YOUR OBJECTIVE: The entries below should be output exactly as written.

Data entries for graphics:
↓↓↓

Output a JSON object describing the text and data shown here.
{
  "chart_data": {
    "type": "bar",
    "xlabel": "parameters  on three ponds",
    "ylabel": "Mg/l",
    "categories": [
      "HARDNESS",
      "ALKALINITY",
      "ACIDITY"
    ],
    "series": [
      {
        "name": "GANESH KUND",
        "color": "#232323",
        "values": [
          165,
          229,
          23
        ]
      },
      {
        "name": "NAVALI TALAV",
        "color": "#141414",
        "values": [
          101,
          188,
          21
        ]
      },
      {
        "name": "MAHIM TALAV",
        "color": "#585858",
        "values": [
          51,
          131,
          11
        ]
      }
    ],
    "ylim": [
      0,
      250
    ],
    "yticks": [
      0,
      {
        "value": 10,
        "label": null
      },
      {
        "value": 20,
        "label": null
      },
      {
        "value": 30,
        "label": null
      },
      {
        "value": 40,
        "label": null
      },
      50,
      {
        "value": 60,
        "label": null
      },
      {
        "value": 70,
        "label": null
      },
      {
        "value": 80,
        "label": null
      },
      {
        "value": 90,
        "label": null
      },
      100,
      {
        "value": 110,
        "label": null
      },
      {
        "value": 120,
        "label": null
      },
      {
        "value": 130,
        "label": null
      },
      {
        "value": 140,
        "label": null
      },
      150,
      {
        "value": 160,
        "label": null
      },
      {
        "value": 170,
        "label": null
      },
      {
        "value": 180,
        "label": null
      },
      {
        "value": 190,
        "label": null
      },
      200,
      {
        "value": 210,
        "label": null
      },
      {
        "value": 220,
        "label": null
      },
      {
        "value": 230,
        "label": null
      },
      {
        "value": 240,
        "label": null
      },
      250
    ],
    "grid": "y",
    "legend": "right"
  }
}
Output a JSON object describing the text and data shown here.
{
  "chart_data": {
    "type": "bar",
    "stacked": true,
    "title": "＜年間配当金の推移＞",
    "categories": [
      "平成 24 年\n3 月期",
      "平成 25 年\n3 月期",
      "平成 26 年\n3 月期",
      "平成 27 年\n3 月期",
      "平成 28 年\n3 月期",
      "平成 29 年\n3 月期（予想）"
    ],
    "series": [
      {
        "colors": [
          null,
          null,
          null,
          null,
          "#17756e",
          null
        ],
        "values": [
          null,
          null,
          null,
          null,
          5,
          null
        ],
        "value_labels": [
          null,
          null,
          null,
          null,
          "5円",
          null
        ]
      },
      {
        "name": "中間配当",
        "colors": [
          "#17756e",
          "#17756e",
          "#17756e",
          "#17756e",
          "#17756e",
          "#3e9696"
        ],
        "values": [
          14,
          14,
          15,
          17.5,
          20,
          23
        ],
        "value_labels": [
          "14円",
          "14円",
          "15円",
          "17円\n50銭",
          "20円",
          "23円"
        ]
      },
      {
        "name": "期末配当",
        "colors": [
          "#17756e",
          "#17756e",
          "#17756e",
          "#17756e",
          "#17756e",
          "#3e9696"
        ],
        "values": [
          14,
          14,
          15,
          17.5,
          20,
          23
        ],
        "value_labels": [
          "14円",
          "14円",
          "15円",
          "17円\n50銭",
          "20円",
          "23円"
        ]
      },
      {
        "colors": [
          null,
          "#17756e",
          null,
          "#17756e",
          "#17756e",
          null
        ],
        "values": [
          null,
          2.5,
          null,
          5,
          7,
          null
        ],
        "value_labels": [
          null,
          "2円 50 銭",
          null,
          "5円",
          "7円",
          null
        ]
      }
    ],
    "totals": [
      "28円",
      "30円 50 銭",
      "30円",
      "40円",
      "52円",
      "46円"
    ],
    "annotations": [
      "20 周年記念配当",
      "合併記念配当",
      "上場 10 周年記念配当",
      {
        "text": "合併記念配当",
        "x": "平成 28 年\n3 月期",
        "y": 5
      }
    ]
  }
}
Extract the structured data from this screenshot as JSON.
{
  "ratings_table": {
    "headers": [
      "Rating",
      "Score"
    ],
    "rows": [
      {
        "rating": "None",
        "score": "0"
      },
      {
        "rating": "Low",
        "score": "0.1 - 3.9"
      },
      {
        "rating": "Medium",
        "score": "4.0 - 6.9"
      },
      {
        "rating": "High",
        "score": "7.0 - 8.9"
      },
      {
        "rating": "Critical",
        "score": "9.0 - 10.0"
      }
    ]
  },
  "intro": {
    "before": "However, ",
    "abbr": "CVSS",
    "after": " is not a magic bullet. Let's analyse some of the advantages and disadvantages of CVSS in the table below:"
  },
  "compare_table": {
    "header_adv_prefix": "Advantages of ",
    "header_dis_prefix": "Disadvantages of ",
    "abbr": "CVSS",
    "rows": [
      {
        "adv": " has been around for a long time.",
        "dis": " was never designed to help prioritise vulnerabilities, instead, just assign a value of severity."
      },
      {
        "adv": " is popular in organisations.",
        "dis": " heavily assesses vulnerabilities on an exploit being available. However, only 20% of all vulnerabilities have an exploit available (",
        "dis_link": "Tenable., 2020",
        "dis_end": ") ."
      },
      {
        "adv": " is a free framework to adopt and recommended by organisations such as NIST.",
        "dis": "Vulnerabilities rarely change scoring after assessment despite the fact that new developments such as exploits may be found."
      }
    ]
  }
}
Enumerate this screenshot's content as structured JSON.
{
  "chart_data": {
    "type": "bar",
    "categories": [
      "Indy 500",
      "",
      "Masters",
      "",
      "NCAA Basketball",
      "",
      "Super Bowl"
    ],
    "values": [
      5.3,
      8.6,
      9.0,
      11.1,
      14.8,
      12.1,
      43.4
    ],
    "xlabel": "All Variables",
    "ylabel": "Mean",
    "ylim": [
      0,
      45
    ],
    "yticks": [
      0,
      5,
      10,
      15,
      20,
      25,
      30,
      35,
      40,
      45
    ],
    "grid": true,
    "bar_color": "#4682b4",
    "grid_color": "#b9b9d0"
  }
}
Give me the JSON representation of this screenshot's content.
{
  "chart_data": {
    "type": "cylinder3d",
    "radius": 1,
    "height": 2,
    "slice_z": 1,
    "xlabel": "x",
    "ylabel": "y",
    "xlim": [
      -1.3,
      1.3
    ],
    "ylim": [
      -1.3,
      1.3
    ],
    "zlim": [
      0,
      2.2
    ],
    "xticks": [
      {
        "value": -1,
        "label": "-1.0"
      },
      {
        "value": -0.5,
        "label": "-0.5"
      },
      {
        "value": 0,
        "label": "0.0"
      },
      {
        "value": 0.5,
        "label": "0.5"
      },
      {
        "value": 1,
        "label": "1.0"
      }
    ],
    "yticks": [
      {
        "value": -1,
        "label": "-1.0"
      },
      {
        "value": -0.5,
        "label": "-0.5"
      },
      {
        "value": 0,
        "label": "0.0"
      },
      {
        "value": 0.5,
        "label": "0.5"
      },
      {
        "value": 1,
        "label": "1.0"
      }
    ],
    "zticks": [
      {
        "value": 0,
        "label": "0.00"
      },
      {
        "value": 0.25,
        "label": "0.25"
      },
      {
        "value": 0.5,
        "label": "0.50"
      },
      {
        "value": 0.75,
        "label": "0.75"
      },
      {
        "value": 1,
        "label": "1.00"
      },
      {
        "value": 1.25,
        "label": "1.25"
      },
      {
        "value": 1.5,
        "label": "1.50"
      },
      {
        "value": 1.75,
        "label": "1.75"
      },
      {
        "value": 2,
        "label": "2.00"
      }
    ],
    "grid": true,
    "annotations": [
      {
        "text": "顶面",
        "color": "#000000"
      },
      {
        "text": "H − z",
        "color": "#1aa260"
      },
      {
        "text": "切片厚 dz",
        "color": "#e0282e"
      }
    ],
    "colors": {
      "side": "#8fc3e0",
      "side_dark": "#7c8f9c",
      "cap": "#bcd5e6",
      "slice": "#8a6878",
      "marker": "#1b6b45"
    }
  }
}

↑↑↑

RESULT FOR THIS TASK:
Output a JSON object describing the text and data shown here.
{
  "chart_data": {
    "type": "bar",
    "xlabel": "parameters  on three ponds",
    "ylabel": "Mg/l",
    "categories": [
      "HARDNESS",
      "ALKALINITY",
      "ACIDITY"
    ],
    "series": [
      {
        "name": "GANESH KUND",
        "color": "#232323",
        "values": [
          165,
          229,
          23
        ]
      },
      {
        "name": "NAVALI TALAV",
        "color": "#141414",
        "values": [
          101,
          188,
          21
        ]
      },
      {
        "name": "MAHIM TALAV",
        "color": "#585858",
        "values": [
          51,
          131,
          11
        ]
      }
    ],
    "ylim": [
      0,
      250
    ],
    "yticks": [
      0,
      {
        "value": 10,
        "label": null
      },
      {
        "value": 20,
        "label": null
      },
      {
        "value": 30,
        "label": null
      },
      {
        "value": 40,
        "label": null
      },
      50,
      {
        "value": 60,
        "label": null
      },
      {
        "value": 70,
        "label": null
      },
      {
        "value": 80,
        "label": null
      },
      {
        "value": 90,
        "label": null
      },
      100,
      {
        "value": 110,
        "label": null
      },
      {
        "value": 120,
        "label": null
      },
      {
        "value": 130,
        "label": null
      },
      {
        "value": 140,
        "label": null
      },
      150,
      {
        "value": 160,
        "label": null
      },
      {
        "value": 170,
        "label": null
      },
      {
        "value": 180,
        "label": null
      },
      {
        "value": 190,
        "label": null
      },
      200,
      {
        "value": 210,
        "label": null
      },
      {
        "value": 220,
        "label": null
      },
      {
        "value": 230,
        "label": null
      },
      {
        "value": 240,
        "label": null
      },
      250
    ],
    "grid": "y",
    "legend": "right"
  }
}
Output a JSON object describing the text and data shown here.
{
  "chart_data": {
    "type": "bar",
    "stacked": true,
    "title": "＜年間配当金の推移＞",
    "categories": [
      "平成 24 年\n3 月期",
      "平成 25 年\n3 月期",
      "平成 26 年\n3 月期",
      "平成 27 年\n3 月期",
      "平成 28 年\n3 月期",
      "平成 29 年\n3 月期（予想）"
    ],
    "series": [
      {
        "colors": [
          null,
          null,
          null,
          null,
          "#17756e",
          null
        ],
        "values": [
          null,
          null,
          null,
          null,
          5,
          null
        ],
        "value_labels": [
          null,
          null,
          null,
          null,
          "5円",
          null
        ]
      },
      {
        "name": "中間配当",
        "colors": [
          "#17756e",
          "#17756e",
          "#17756e",
          "#17756e",
          "#17756e",
          "#3e9696"
        ],
        "values": [
          14,
          14,
          15,
          17.5,
          20,
          23
        ],
        "value_labels": [
          "14円",
          "14円",
          "15円",
          "17円\n50銭",
          "20円",
          "23円"
        ]
      },
      {
        "name": "期末配当",
        "colors": [
          "#17756e",
          "#17756e",
          "#17756e",
          "#17756e",
          "#17756e",
          "#3e9696"
        ],
        "values": [
          14,
          14,
          15,
          17.5,
          20,
          23
        ],
        "value_labels": [
          "14円",
          "14円",
          "15円",
          "17円\n50銭",
          "20円",
          "23円"
        ]
      },
      {
        "colors": [
          null,
          "#17756e",
          null,
          "#17756e",
          "#17756e",
          null
        ],
        "values": [
          null,
          2.5,
          null,
          5,
          7,
          null
        ],
        "value_labels": [
          null,
          "2円 50 銭",
          null,
          "5円",
          "7円",
          null
        ]
      }
    ],
    "totals": [
      "28円",
      "30円 50 銭",
      "30円",
      "40円",
      "52円",
      "46円"
    ],
    "annotations": [
      "20 周年記念配当",
      "合併記念配当",
      "上場 10 周年記念配当",
      {
        "text": "合併記念配当",
        "x": "平成 28 年\n3 月期",
        "y": 5
      }
    ]
  }
}
Extract the structured data from this screenshot as JSON.
{
  "ratings_table": {
    "headers": [
      "Rating",
      "Score"
    ],
    "rows": [
      {
        "rating": "None",
        "score": "0"
      },
      {
        "rating": "Low",
        "score": "0.1 - 3.9"
      },
      {
        "rating": "Medium",
        "score": "4.0 - 6.9"
      },
      {
        "rating": "High",
        "score": "7.0 - 8.9"
      },
      {
        "rating": "Critical",
        "score": "9.0 - 10.0"
      }
    ]
  },
  "intro": {
    "before": "However, ",
    "abbr": "CVSS",
    "after": " is not a magic bullet. Let's analyse some of the advantages and disadvantages of CVSS in the table below:"
  },
  "compare_table": {
    "header_adv_prefix": "Advantages of ",
    "header_dis_prefix": "Disadvantages of ",
    "abbr": "CVSS",
    "rows": [
      {
        "adv": " has been around for a long time.",
        "dis": " was never designed to help prioritise vulnerabilities, instead, just assign a value of severity."
      },
      {
        "adv": " is popular in organisations.",
        "dis": " heavily assesses vulnerabilities on an exploit being available. However, only 20% of all vulnerabilities have an exploit available (",
        "dis_link": "Tenable., 2020",
        "dis_end": ") ."
      },
      {
        "adv": " is a free framework to adopt and recommended by organisations such as NIST.",
        "dis": "Vulnerabilities rarely change scoring after assessment despite the fact that new developments such as exploits may be found."
      }
    ]
  }
}
Enumerate this screenshot's content as structured JSON.
{
  "chart_data": {
    "type": "bar",
    "categories": [
      "Indy 500",
      "",
      "Masters",
      "",
      "NCAA Basketball",
      "",
      "Super Bowl"
    ],
    "values": [
      5.3,
      8.6,
      9.0,
      11.1,
      14.8,
      12.1,
      43.4
    ],
    "xlabel": "All Variables",
    "ylabel": "Mean",
    "ylim": [
      0,
      45
    ],
    "yticks": [
      0,
      5,
      10,
      15,
      20,
      25,
      30,
      35,
      40,
      45
    ],
    "grid": true,
    "bar_color": "#4682b4",
    "grid_color": "#b9b9d0"
  }
}
Give me the JSON representation of this screenshot's content.
{
  "chart_data": {
    "type": "cylinder3d",
    "radius": 1,
    "height": 2,
    "slice_z": 1,
    "xlabel": "x",
    "ylabel": "y",
    "xlim": [
      -1.3,
      1.3
    ],
    "ylim": [
      -1.3,
      1.3
    ],
    "zlim": [
      0,
      2.2
    ],
    "xticks": [
      {
        "value": -1,
        "label": "-1.0"
      },
      {
        "value": -0.5,
        "label": "-0.5"
      },
      {
        "value": 0,
        "label": "0.0"
      },
      {
        "value": 0.5,
        "label": "0.5"
      },
      {
        "value": 1,
        "label": "1.0"
      }
    ],
    "yticks": [
      {
        "value": -1,
        "label": "-1.0"
      },
      {
        "value": -0.5,
        "label": "-0.5"
      },
      {
        "value": 0,
        "label": "0.0"
      },
      {
        "value": 0.5,
        "label": "0.5"
      },
      {
        "value": 1,
        "label": "1.0"
      }
    ],
    "zticks": [
      {
        "value": 0,
        "label": "0.00"
      },
      {
        "value": 0.25,
        "label": "0.25"
      },
      {
        "value": 0.5,
        "label": "0.50"
      },
      {
        "value": 0.75,
        "label": "0.75"
      },
      {
        "value": 1,
        "label": "1.00"
      },
      {
        "value": 1.25,
        "label": "1.25"
      },
      {
        "value": 1.5,
        "label": "1.50"
      },
      {
        "value": 1.75,
        "label": "1.75"
      },
      {
        "value": 2,
        "label": "2.00"
      }
    ],
    "grid": true,
    "annotations": [
      {
        "text": "顶面",
        "color": "#000000"
      },
      {
        "text": "H − z",
        "color": "#1aa260"
      },
      {
        "text": "切片厚 dz",
        "color": "#e0282e"
      }
    ],
    "colors": {
      "side": "#8fc3e0",
      "side_dark": "#7c8f9c",
      "cap": "#bcd5e6",
      "slice": "#8a6878",
      "marker": "#1b6b45"
    }
  }
}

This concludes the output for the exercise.